▸ What to produce
Could every line of the data be printed exactly as it reads?

▸ Records to use
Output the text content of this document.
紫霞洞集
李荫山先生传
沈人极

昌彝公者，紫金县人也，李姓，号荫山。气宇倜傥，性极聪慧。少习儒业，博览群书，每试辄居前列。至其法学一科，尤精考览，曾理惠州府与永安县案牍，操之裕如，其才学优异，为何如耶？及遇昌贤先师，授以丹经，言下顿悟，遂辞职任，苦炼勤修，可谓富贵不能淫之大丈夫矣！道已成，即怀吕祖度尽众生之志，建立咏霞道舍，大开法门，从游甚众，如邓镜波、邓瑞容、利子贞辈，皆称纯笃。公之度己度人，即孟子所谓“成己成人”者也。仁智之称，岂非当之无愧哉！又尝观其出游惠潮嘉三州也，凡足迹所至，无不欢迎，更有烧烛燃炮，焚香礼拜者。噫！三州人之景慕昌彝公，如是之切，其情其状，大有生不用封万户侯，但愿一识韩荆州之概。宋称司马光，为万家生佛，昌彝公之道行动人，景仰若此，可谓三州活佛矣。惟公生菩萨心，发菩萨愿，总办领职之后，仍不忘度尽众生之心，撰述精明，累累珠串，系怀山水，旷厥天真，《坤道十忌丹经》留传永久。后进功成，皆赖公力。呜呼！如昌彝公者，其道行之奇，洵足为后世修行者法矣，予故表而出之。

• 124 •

▸ Answer for the task
Output the text content of this document.
紫霞洞集
李荫山先生传
沈人极

昌彝公者，紫金县人也，李姓，号荫山。气宇倜傥，性极聪慧。少习儒业，博览群书，每试辄居前列。至其法学一科，尤精考览，曾理惠州府与永安县案牍，操之裕如，其才学优异，为何如耶？及遇昌贤先师，授以丹经，言下顿悟，遂辞职任，苦炼勤修，可谓富贵不能淫之大丈夫矣！道已成，即怀吕祖度尽众生之志，建立咏霞道舍，大开法门，从游甚众，如邓镜波、邓瑞容、利子贞辈，皆称纯笃。公之度己度人，即孟子所谓“成己成人”者也。仁智之称，岂非当之无愧哉！又尝观其出游惠潮嘉三州也，凡足迹所至，无不欢迎，更有烧烛燃炮，焚香礼拜者。噫！三州人之景慕昌彝公，如是之切，其情其状，大有生不用封万户侯，但愿一识韩荆州之概。宋称司马光，为万家生佛，昌彝公之道行动人，景仰若此，可谓三州活佛矣。惟公生菩萨心，发菩萨愿，总办领职之后，仍不忘度尽众生之心，撰述精明，累累珠串，系怀山水，旷厥天真，《坤道十忌丹经》留传永久。后进功成，皆赖公力。呜呼！如昌彝公者，其道行之奇，洵足为后世修行者法矣，予故表而出之。

• 124 •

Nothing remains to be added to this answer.